WHAT IS BEING ASKED:
Output all lines exactly, with nothing added or dropped.

ROWS:
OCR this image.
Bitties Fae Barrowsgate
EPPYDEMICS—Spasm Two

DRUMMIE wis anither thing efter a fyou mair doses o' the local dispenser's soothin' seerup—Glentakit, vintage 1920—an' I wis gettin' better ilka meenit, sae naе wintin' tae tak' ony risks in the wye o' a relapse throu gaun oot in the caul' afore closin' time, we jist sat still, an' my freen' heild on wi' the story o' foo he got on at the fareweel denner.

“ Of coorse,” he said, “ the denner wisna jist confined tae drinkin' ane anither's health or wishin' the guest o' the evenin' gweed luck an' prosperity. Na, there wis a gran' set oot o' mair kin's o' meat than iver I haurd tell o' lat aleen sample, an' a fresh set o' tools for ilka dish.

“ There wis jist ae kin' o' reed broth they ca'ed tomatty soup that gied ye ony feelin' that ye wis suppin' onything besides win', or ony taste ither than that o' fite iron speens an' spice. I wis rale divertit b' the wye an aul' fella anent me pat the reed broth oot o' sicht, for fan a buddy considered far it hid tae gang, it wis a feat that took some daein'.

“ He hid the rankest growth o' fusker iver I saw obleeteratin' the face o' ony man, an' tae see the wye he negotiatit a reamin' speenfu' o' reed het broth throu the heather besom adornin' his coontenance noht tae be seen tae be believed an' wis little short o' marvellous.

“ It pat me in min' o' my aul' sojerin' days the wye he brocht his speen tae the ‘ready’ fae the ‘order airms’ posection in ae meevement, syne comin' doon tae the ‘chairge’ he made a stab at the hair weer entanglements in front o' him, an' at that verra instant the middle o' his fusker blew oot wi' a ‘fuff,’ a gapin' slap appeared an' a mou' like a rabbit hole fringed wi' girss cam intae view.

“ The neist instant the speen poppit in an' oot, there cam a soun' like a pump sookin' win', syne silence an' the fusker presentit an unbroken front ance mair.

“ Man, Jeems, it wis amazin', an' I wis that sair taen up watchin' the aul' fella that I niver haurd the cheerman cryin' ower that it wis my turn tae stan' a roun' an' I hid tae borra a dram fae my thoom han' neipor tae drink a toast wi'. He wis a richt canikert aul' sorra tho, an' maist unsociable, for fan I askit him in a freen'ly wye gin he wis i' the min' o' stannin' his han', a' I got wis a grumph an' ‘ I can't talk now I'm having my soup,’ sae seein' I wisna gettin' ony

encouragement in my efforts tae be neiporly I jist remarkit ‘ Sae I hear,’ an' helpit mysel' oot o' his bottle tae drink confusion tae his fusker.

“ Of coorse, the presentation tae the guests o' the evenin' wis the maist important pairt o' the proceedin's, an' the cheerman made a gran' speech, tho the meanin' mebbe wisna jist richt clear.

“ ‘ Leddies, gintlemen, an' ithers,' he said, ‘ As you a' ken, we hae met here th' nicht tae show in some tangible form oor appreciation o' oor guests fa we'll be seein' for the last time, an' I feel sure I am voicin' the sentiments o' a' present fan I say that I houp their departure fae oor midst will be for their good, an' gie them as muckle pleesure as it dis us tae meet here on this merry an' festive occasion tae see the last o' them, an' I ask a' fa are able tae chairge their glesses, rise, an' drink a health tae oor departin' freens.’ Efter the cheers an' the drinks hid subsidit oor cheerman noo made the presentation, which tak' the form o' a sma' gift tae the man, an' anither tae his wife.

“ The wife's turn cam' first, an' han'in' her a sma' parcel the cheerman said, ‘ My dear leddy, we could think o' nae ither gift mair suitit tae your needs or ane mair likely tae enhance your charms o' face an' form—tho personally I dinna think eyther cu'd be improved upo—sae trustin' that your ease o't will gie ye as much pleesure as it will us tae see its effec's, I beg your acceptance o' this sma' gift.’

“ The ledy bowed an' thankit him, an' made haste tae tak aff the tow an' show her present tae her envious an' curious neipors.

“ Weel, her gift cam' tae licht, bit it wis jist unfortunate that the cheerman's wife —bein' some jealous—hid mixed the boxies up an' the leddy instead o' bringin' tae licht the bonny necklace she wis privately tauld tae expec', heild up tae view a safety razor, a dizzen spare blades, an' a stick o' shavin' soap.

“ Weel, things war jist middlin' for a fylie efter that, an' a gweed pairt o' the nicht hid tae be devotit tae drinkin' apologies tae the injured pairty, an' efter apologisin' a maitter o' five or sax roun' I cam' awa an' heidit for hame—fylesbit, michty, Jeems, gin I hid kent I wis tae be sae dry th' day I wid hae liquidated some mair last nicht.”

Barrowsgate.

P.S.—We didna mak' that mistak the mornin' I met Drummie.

TASK RESULT:
OCR this image.
Bitties Fae Barrowsgate
EPPYDEMICS—Spasm Two

DRUMMIE wis anither thing efter a fyou mair doses o' the local dispenser's soothin' seerup—Glentakit, vintage 1920—an' I wis gettin' better ilka meenit, sae naе wintin' tae tak' ony risks in the wye o' a relapse throu gaun oot in the caul' afore closin' time, we jist sat still, an' my freen' heild on wi' the story o' foo he got on at the fareweel denner.

“ Of coorse,” he said, “ the denner wisna jist confined tae drinkin' ane anither's health or wishin' the guest o' the evenin' gweed luck an' prosperity. Na, there wis a gran' set oot o' mair kin's o' meat than iver I haurd tell o' lat aleen sample, an' a fresh set o' tools for ilka dish.

“ There wis jist ae kin' o' reed broth they ca'ed tomatty soup that gied ye ony feelin' that ye wis suppin' onything besides win', or ony taste ither than that o' fite iron speens an' spice. I wis rale divertit b' the wye an aul' fella anent me pat the reed broth oot o' sicht, for fan a buddy considered far it hid tae gang, it wis a feat that took some daein'.

“ He hid the rankest growth o' fusker iver I saw obleeteratin' the face o' ony man, an' tae see the wye he negotiatit a reamin' speenfu' o' reed het broth throu the heather besom adornin' his coontenance noht tae be seen tae be believed an' wis little short o' marvellous.

“ It pat me in min' o' my aul' sojerin' days the wye he brocht his speen tae the ‘ready’ fae the ‘order airms’ posection in ae meevement, syne comin' doon tae the ‘chairge’ he made a stab at the hair weer entanglements in front o' him, an' at that verra instant the middle o' his fusker blew oot wi' a ‘fuff,’ a gapin' slap appeared an' a mou' like a rabbit hole fringed wi' girss cam intae view.

“ The neist instant the speen poppit in an' oot, there cam a soun' like a pump sookin' win', syne silence an' the fusker presentit an unbroken front ance mair.

“ Man, Jeems, it wis amazin', an' I wis that sair taen up watchin' the aul' fella that I niver haurd the cheerman cryin' ower that it wis my turn tae stan' a roun' an' I hid tae borra a dram fae my thoom han' neipor tae drink a toast wi'. He wis a richt canikert aul' sorra tho, an' maist unsociable, for fan I askit him in a freen'ly wye gin he wis i' the min' o' stannin' his han', a' I got wis a grumph an' ‘ I can't talk now I'm having my soup,’ sae seein' I wisna gettin' ony

encouragement in my efforts tae be neiporly I jist remarkit ‘ Sae I hear,’ an' helpit mysel' oot o' his bottle tae drink confusion tae his fusker.

“ Of coorse, the presentation tae the guests o' the evenin' wis the maist important pairt o' the proceedin's, an' the cheerman made a gran' speech, tho the meanin' mebbe wisna jist richt clear.

“ ‘ Leddies, gintlemen, an' ithers,' he said, ‘ As you a' ken, we hae met here th' nicht tae show in some tangible form oor appreciation o' oor guests fa we'll be seein' for the last time, an' I feel sure I am voicin' the sentiments o' a' present fan I say that I houp their departure fae oor midst will be for their good, an' gie them as muckle pleesure as it dis us tae meet here on this merry an' festive occasion tae see the last o' them, an' I ask a' fa are able tae chairge their glesses, rise, an' drink a health tae oor departin' freens.’ Efter the cheers an' the drinks hid subsidit oor cheerman noo made the presentation, which tak' the form o' a sma' gift tae the man, an' anither tae his wife.

“ The wife's turn cam' first, an' han'in' her a sma' parcel the cheerman said, ‘ My dear leddy, we could think o' nae ither gift mair suitit tae your needs or ane mair likely tae enhance your charms o' face an' form—tho personally I dinna think eyther cu'd be improved upo—sae trustin' that your ease o't will gie ye as much pleesure as it will us tae see its effec's, I beg your acceptance o' this sma' gift.’

“ The ledy bowed an' thankit him, an' made haste tae tak aff the tow an' show her present tae her envious an' curious neipors.

“ Weel, her gift cam' tae licht, bit it wis jist unfortunate that the cheerman's wife —bein' some jealous—hid mixed the boxies up an' the leddy instead o' bringin' tae licht the bonny necklace she wis privately tauld tae expec', heild up tae view a safety razor, a dizzen spare blades, an' a stick o' shavin' soap.

“ Weel, things war jist middlin' for a fylie efter that, an' a gweed pairt o' the nicht hid tae be devotit tae drinkin' apologies tae the injured pairty, an' efter apologisin' a maitter o' five or sax roun' I cam' awa an' heidit for hame—fylesbit, michty, Jeems, gin I hid kent I wis tae be sae dry th' day I wid hae liquidated some mair last nicht.”

Barrowsgate.

P.S.—We didna mak' that mistak the mornin' I met Drummie.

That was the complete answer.